#### PROVIDED DATA
----
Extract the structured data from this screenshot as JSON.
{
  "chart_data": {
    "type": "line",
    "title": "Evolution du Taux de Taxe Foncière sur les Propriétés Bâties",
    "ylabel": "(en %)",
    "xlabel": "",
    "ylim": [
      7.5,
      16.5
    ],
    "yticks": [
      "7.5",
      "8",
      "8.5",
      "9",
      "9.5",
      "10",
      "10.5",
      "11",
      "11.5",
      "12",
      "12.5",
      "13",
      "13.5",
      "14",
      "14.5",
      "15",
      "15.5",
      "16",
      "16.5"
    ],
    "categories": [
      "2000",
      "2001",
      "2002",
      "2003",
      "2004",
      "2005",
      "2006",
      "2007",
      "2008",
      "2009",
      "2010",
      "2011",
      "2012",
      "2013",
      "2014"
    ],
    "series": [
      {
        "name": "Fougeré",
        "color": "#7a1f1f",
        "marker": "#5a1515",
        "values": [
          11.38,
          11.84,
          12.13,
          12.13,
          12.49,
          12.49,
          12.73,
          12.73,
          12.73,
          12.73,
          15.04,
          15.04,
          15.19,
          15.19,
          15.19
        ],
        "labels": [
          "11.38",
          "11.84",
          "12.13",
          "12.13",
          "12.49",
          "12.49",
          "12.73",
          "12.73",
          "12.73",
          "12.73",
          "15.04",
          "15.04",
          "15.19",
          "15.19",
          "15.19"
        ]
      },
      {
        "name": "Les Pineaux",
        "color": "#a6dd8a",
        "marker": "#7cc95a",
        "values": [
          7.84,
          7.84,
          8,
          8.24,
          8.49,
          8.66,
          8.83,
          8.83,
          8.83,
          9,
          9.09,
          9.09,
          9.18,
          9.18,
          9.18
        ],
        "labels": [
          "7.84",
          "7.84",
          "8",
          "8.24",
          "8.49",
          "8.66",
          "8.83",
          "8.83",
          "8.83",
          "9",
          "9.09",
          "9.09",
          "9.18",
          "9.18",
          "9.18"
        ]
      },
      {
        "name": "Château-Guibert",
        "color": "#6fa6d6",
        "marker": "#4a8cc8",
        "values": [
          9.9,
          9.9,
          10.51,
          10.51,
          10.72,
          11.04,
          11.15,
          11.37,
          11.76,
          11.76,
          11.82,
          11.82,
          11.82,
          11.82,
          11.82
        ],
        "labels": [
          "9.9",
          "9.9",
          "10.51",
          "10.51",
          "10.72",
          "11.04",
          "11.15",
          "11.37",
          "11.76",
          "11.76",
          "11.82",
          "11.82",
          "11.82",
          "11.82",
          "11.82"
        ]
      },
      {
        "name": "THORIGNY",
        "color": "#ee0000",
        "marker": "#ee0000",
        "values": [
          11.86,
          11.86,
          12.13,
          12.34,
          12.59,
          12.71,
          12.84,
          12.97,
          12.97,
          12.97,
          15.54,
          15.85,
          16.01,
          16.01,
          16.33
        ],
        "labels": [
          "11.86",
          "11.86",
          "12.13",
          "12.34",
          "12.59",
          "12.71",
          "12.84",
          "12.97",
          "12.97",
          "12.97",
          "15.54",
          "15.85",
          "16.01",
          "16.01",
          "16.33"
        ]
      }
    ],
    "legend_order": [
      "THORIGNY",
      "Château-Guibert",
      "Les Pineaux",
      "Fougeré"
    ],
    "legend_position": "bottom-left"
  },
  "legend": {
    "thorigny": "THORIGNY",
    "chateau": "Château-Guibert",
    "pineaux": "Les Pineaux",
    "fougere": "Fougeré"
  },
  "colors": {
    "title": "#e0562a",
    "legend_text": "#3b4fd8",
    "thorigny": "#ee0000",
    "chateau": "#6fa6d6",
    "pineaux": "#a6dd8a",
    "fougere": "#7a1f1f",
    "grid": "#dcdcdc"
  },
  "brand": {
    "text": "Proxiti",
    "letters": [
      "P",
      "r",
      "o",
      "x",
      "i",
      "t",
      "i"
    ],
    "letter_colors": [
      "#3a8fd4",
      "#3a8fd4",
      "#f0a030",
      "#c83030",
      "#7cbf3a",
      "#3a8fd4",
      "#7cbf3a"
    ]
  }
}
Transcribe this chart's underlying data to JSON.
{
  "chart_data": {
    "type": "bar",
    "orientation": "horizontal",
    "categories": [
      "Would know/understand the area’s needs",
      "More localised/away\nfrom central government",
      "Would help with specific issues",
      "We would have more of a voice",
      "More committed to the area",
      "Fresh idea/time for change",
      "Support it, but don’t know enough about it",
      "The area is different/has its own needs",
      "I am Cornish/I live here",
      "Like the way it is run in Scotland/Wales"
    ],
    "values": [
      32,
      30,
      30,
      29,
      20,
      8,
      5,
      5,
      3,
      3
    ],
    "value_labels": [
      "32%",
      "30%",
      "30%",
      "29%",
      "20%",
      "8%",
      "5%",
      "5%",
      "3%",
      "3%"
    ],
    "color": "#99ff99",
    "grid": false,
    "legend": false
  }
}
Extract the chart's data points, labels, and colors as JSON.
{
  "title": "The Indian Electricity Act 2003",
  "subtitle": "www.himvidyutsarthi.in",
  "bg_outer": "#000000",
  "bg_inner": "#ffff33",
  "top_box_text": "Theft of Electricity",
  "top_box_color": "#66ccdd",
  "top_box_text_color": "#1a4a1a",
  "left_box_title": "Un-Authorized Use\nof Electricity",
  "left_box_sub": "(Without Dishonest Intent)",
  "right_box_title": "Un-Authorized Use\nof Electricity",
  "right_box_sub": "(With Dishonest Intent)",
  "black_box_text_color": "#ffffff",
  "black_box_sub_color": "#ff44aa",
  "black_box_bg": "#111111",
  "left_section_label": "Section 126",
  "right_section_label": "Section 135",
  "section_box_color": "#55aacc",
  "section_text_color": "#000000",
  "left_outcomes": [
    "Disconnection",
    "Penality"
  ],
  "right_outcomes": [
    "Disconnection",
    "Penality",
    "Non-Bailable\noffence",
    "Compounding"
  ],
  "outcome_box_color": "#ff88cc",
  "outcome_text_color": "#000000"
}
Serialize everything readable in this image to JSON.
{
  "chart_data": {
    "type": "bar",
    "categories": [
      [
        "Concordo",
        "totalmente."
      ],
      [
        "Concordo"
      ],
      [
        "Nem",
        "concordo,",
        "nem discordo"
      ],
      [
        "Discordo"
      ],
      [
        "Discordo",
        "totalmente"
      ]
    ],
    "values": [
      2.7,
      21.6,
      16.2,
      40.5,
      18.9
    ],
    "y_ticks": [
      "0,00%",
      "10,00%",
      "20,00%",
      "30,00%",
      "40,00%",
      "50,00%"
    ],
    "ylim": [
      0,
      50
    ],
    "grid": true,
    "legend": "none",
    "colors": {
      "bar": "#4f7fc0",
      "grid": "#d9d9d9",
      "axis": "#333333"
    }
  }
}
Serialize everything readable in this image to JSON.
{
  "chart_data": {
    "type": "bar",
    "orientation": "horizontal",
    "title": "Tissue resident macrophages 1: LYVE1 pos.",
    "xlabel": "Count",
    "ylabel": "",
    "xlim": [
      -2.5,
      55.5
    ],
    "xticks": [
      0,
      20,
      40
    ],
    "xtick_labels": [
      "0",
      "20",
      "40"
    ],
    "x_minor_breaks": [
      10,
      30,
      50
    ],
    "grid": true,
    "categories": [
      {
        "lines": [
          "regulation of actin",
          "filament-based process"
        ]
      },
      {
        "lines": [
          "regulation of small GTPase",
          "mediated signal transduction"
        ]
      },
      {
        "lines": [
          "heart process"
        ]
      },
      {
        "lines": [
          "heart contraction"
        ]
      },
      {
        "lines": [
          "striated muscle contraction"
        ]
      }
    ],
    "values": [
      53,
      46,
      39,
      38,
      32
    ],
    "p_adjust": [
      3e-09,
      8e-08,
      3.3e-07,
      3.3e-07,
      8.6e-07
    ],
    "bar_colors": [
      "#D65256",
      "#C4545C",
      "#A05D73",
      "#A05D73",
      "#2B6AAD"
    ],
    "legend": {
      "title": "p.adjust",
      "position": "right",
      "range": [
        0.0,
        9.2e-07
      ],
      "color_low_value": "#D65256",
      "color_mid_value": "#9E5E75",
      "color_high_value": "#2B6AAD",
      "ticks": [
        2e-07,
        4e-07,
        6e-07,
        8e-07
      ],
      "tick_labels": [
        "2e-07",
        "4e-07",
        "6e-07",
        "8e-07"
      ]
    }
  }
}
----
#### EXERCISE
Your task is to pick out every line with the string "contraction" and copy it.

#### OUTPUT BELOW
          "heart contraction"
          "striated muscle contraction"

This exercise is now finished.